*Short problem*
Repeat the listing in full, word for word.

*Materials provided*

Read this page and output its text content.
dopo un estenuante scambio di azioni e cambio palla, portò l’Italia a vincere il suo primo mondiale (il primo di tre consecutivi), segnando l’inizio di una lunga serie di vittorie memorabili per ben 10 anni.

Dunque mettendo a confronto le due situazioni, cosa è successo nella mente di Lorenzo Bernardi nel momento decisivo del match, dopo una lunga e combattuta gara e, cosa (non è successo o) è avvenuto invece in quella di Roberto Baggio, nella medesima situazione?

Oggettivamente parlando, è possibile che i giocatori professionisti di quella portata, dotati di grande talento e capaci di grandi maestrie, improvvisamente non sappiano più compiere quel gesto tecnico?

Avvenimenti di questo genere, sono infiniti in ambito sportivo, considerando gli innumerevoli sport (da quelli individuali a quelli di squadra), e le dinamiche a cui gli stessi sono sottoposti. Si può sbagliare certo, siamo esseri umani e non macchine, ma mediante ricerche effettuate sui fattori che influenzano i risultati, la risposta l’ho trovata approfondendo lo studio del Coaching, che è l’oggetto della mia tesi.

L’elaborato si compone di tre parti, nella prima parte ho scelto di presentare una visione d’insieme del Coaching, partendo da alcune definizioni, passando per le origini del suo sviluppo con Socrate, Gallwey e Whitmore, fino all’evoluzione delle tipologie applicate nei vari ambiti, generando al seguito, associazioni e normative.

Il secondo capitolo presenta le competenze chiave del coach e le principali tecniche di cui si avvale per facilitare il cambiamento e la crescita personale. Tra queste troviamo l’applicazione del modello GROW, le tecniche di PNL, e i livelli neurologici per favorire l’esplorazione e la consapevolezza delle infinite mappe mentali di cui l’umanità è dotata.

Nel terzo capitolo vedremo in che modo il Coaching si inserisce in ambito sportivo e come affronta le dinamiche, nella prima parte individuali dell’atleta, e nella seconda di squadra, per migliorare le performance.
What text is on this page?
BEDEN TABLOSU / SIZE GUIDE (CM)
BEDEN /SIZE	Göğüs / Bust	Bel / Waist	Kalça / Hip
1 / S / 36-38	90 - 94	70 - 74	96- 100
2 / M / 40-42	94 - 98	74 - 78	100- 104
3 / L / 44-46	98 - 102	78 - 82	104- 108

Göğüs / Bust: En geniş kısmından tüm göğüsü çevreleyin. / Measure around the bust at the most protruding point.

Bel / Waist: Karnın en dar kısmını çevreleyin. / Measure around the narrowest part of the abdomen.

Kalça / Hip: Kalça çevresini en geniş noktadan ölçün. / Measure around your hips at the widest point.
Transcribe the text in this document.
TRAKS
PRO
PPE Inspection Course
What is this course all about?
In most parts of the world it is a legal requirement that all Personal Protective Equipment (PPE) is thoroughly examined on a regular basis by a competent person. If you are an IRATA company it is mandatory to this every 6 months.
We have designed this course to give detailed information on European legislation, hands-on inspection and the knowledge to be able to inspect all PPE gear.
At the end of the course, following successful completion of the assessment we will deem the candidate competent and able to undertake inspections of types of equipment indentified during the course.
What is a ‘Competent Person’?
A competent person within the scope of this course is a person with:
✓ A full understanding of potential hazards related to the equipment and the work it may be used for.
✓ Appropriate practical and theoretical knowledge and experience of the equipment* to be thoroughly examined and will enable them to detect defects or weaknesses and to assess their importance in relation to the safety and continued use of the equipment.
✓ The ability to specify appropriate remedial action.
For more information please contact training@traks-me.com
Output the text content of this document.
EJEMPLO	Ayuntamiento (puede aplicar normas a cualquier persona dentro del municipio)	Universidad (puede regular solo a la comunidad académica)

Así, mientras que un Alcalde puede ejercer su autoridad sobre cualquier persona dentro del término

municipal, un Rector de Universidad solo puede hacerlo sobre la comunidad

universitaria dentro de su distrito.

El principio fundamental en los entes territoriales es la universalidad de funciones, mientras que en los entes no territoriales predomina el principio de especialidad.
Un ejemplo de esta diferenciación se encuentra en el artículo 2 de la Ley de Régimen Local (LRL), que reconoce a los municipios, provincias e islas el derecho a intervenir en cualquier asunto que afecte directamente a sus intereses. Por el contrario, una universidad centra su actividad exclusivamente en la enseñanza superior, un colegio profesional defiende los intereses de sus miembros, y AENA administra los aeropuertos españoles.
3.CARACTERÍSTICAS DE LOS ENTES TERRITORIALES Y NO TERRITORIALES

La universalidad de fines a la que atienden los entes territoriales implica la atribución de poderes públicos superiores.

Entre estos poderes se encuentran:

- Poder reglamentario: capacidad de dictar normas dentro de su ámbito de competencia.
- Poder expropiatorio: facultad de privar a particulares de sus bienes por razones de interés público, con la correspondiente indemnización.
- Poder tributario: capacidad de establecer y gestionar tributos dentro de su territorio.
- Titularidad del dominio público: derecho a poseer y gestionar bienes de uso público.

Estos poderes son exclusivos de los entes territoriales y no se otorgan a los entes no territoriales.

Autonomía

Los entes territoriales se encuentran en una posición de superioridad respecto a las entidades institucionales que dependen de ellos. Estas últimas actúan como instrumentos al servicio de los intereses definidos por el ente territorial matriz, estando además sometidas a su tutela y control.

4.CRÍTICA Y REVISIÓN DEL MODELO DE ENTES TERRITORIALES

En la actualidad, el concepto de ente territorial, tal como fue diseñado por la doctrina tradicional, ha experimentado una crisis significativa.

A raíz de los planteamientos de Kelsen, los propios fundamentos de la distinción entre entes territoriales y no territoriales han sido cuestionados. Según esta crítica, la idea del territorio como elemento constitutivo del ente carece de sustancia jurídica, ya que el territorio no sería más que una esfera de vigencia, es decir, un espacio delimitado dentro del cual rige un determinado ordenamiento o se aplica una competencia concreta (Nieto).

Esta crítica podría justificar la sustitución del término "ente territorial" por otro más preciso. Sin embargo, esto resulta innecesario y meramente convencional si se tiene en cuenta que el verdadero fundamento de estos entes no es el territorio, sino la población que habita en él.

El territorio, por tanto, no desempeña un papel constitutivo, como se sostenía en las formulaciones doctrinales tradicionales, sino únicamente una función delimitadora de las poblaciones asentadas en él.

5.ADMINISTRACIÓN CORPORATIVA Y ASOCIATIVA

*Problem solution*
Read this page and output its text content.
dopo un estenuante scambio di azioni e cambio palla, portò l’Italia a vincere il suo primo mondiale (il primo di tre consecutivi), segnando l’inizio di una lunga serie di vittorie memorabili per ben 10 anni.

Dunque mettendo a confronto le due situazioni, cosa è successo nella mente di Lorenzo Bernardi nel momento decisivo del match, dopo una lunga e combattuta gara e, cosa (non è successo o) è avvenuto invece in quella di Roberto Baggio, nella medesima situazione?

Oggettivamente parlando, è possibile che i giocatori professionisti di quella portata, dotati di grande talento e capaci di grandi maestrie, improvvisamente non sappiano più compiere quel gesto tecnico?

Avvenimenti di questo genere, sono infiniti in ambito sportivo, considerando gli innumerevoli sport (da quelli individuali a quelli di squadra), e le dinamiche a cui gli stessi sono sottoposti. Si può sbagliare certo, siamo esseri umani e non macchine, ma mediante ricerche effettuate sui fattori che influenzano i risultati, la risposta l’ho trovata approfondendo lo studio del Coaching, che è l’oggetto della mia tesi.

L’elaborato si compone di tre parti, nella prima parte ho scelto di presentare una visione d’insieme del Coaching, partendo da alcune definizioni, passando per le origini del suo sviluppo con Socrate, Gallwey e Whitmore, fino all’evoluzione delle tipologie applicate nei vari ambiti, generando al seguito, associazioni e normative.

Il secondo capitolo presenta le competenze chiave del coach e le principali tecniche di cui si avvale per facilitare il cambiamento e la crescita personale. Tra queste troviamo l’applicazione del modello GROW, le tecniche di PNL, e i livelli neurologici per favorire l’esplorazione e la consapevolezza delle infinite mappe mentali di cui l’umanità è dotata.

Nel terzo capitolo vedremo in che modo il Coaching si inserisce in ambito sportivo e come affronta le dinamiche, nella prima parte individuali dell’atleta, e nella seconda di squadra, per migliorare le performance.
What text is on this page?
BEDEN TABLOSU / SIZE GUIDE (CM)
BEDEN /SIZE	Göğüs / Bust	Bel / Waist	Kalça / Hip
1 / S / 36-38	90 - 94	70 - 74	96- 100
2 / M / 40-42	94 - 98	74 - 78	100- 104
3 / L / 44-46	98 - 102	78 - 82	104- 108

Göğüs / Bust: En geniş kısmından tüm göğüsü çevreleyin. / Measure around the bust at the most protruding point.

Bel / Waist: Karnın en dar kısmını çevreleyin. / Measure around the narrowest part of the abdomen.

Kalça / Hip: Kalça çevresini en geniş noktadan ölçün. / Measure around your hips at the widest point.
Transcribe the text in this document.
TRAKS
PRO
PPE Inspection Course
What is this course all about?
In most parts of the world it is a legal requirement that all Personal Protective Equipment (PPE) is thoroughly examined on a regular basis by a competent person. If you are an IRATA company it is mandatory to this every 6 months.
We have designed this course to give detailed information on European legislation, hands-on inspection and the knowledge to be able to inspect all PPE gear.
At the end of the course, following successful completion of the assessment we will deem the candidate competent and able to undertake inspections of types of equipment indentified during the course.
What is a ‘Competent Person’?
A competent person within the scope of this course is a person with:
✓ A full understanding of potential hazards related to the equipment and the work it may be used for.
✓ Appropriate practical and theoretical knowledge and experience of the equipment* to be thoroughly examined and will enable them to detect defects or weaknesses and to assess their importance in relation to the safety and continued use of the equipment.
✓ The ability to specify appropriate remedial action.
For more information please contact training@traks-me.com
Output the text content of this document.
EJEMPLO	Ayuntamiento (puede aplicar normas a cualquier persona dentro del municipio)	Universidad (puede regular solo a la comunidad académica)

Así, mientras que un Alcalde puede ejercer su autoridad sobre cualquier persona dentro del término

municipal, un Rector de Universidad solo puede hacerlo sobre la comunidad

universitaria dentro de su distrito.

El principio fundamental en los entes territoriales es la universalidad de funciones, mientras que en los entes no territoriales predomina el principio de especialidad.
Un ejemplo de esta diferenciación se encuentra en el artículo 2 de la Ley de Régimen Local (LRL), que reconoce a los municipios, provincias e islas el derecho a intervenir en cualquier asunto que afecte directamente a sus intereses. Por el contrario, una universidad centra su actividad exclusivamente en la enseñanza superior, un colegio profesional defiende los intereses de sus miembros, y AENA administra los aeropuertos españoles.
3.CARACTERÍSTICAS DE LOS ENTES TERRITORIALES Y NO TERRITORIALES

La universalidad de fines a la que atienden los entes territoriales implica la atribución de poderes públicos superiores.

Entre estos poderes se encuentran:

- Poder reglamentario: capacidad de dictar normas dentro de su ámbito de competencia.
- Poder expropiatorio: facultad de privar a particulares de sus bienes por razones de interés público, con la correspondiente indemnización.
- Poder tributario: capacidad de establecer y gestionar tributos dentro de su territorio.
- Titularidad del dominio público: derecho a poseer y gestionar bienes de uso público.

Estos poderes son exclusivos de los entes territoriales y no se otorgan a los entes no territoriales.

Autonomía

Los entes territoriales se encuentran en una posición de superioridad respecto a las entidades institucionales que dependen de ellos. Estas últimas actúan como instrumentos al servicio de los intereses definidos por el ente territorial matriz, estando además sometidas a su tutela y control.

4.CRÍTICA Y REVISIÓN DEL MODELO DE ENTES TERRITORIALES

En la actualidad, el concepto de ente territorial, tal como fue diseñado por la doctrina tradicional, ha experimentado una crisis significativa.

A raíz de los planteamientos de Kelsen, los propios fundamentos de la distinción entre entes territoriales y no territoriales han sido cuestionados. Según esta crítica, la idea del territorio como elemento constitutivo del ente carece de sustancia jurídica, ya que el territorio no sería más que una esfera de vigencia, es decir, un espacio delimitado dentro del cual rige un determinado ordenamiento o se aplica una competencia concreta (Nieto).

Esta crítica podría justificar la sustitución del término "ente territorial" por otro más preciso. Sin embargo, esto resulta innecesario y meramente convencional si se tiene en cuenta que el verdadero fundamento de estos entes no es el territorio, sino la población que habita en él.

El territorio, por tanto, no desempeña un papel constitutivo, como se sostenía en las formulaciones doctrinales tradicionales, sino únicamente una función delimitadora de las poblaciones asentadas en él.

5.ADMINISTRACIÓN CORPORATIVA Y ASOCIATIVA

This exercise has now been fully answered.